Saved entries
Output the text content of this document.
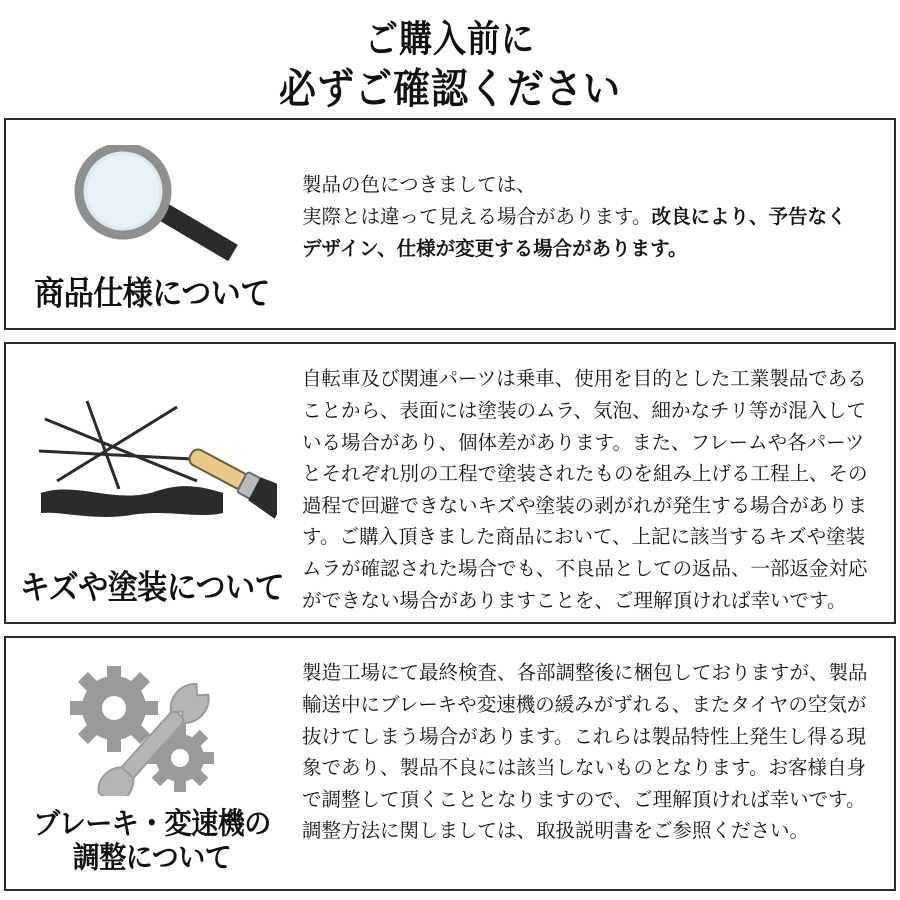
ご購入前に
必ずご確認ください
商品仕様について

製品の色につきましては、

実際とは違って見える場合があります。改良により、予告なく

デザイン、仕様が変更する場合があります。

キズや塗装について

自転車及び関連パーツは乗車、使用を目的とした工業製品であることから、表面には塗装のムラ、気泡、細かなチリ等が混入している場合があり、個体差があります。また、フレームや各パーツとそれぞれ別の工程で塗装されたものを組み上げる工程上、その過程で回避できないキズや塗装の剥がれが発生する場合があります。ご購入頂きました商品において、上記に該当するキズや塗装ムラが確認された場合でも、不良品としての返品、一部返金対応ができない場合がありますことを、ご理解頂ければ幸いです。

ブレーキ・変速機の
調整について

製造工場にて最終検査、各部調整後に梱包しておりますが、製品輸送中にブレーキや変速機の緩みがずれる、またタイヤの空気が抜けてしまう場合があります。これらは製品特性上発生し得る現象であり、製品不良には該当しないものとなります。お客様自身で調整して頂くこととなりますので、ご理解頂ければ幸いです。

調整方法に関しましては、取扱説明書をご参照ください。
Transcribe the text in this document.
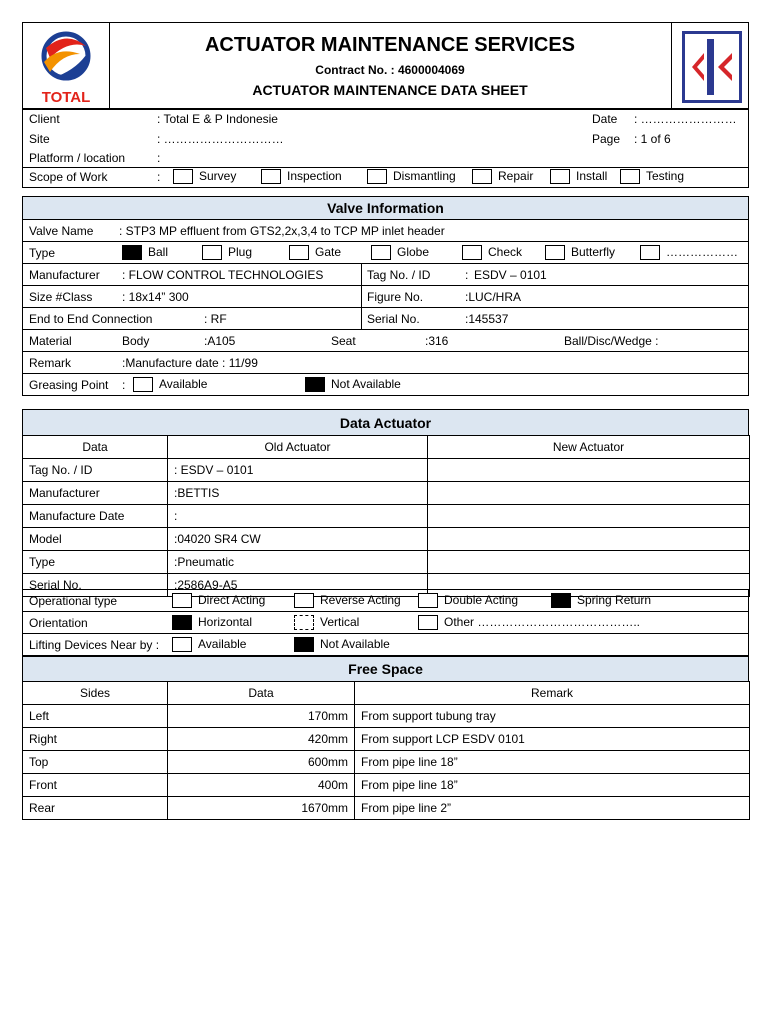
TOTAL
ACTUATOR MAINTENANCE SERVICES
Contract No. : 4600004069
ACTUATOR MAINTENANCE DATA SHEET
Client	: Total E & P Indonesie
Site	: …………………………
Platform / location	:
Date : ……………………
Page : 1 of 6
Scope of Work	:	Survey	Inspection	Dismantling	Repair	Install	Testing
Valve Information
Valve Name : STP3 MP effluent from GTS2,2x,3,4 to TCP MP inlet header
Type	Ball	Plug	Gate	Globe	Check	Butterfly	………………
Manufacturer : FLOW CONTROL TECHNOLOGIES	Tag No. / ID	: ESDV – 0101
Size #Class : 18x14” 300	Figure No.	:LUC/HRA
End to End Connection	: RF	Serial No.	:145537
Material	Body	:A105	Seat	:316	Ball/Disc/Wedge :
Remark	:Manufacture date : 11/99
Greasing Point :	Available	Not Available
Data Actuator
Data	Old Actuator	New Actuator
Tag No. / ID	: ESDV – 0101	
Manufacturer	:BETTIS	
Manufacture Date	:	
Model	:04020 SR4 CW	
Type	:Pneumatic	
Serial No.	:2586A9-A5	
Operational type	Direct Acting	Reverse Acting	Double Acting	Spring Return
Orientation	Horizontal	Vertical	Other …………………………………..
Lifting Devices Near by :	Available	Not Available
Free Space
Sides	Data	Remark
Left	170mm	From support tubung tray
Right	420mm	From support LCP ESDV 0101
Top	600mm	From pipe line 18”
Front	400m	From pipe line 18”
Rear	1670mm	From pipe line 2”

WORK TO BE COMPLETED
Wherever the word "Manufacturer" occurs in a line of the listing, copy that line.

SOLUTION FOR THIS TASK
Manufacturer : FLOW CONTROL TECHNOLOGIES	Tag No. / ID	: ESDV – 0101
Manufacturer	:BETTIS	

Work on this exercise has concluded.